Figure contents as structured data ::

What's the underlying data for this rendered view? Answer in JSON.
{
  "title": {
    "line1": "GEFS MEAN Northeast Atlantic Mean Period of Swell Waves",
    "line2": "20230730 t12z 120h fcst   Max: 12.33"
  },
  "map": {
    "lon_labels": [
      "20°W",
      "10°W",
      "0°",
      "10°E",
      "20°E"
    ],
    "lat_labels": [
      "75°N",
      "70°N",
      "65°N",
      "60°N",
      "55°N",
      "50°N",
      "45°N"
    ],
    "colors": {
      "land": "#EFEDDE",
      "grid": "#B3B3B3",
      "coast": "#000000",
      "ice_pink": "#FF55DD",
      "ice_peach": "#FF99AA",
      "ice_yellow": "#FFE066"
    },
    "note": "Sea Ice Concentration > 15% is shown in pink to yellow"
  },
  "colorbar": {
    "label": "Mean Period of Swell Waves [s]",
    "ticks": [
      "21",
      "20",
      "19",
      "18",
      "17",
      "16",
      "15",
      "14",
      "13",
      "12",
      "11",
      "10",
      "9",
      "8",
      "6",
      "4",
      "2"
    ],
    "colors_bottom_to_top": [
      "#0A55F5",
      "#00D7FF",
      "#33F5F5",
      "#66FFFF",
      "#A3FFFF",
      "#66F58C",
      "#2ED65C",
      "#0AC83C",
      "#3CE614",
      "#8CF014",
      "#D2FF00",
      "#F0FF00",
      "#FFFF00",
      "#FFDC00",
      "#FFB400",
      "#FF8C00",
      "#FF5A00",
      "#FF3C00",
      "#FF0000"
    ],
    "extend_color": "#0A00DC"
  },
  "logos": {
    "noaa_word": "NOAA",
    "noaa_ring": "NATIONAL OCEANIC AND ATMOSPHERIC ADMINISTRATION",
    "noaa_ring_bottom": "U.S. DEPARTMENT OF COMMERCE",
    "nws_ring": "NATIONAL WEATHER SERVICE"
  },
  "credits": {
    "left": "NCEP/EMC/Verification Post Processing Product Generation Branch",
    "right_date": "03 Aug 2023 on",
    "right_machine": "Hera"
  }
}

Exercise goal :: Please output the entries above, every line exactly as it reads.

The completed task ::
What's the underlying data for this rendered view? Answer in JSON.
{
  "title": {
    "line1": "GEFS MEAN Northeast Atlantic Mean Period of Swell Waves",
    "line2": "20230730 t12z 120h fcst   Max: 12.33"
  },
  "map": {
    "lon_labels": [
      "20°W",
      "10°W",
      "0°",
      "10°E",
      "20°E"
    ],
    "lat_labels": [
      "75°N",
      "70°N",
      "65°N",
      "60°N",
      "55°N",
      "50°N",
      "45°N"
    ],
    "colors": {
      "land": "#EFEDDE",
      "grid": "#B3B3B3",
      "coast": "#000000",
      "ice_pink": "#FF55DD",
      "ice_peach": "#FF99AA",
      "ice_yellow": "#FFE066"
    },
    "note": "Sea Ice Concentration > 15% is shown in pink to yellow"
  },
  "colorbar": {
    "label": "Mean Period of Swell Waves [s]",
    "ticks": [
      "21",
      "20",
      "19",
      "18",
      "17",
      "16",
      "15",
      "14",
      "13",
      "12",
      "11",
      "10",
      "9",
      "8",
      "6",
      "4",
      "2"
    ],
    "colors_bottom_to_top": [
      "#0A55F5",
      "#00D7FF",
      "#33F5F5",
      "#66FFFF",
      "#A3FFFF",
      "#66F58C",
      "#2ED65C",
      "#0AC83C",
      "#3CE614",
      "#8CF014",
      "#D2FF00",
      "#F0FF00",
      "#FFFF00",
      "#FFDC00",
      "#FFB400",
      "#FF8C00",
      "#FF5A00",
      "#FF3C00",
      "#FF0000"
    ],
    "extend_color": "#0A00DC"
  },
  "logos": {
    "noaa_word": "NOAA",
    "noaa_ring": "NATIONAL OCEANIC AND ATMOSPHERIC ADMINISTRATION",
    "noaa_ring_bottom": "U.S. DEPARTMENT OF COMMERCE",
    "nws_ring": "NATIONAL WEATHER SERVICE"
  },
  "credits": {
    "left": "NCEP/EMC/Verification Post Processing Product Generation Branch",
    "right_date": "03 Aug 2023 on",
    "right_machine": "Hera"
  }
}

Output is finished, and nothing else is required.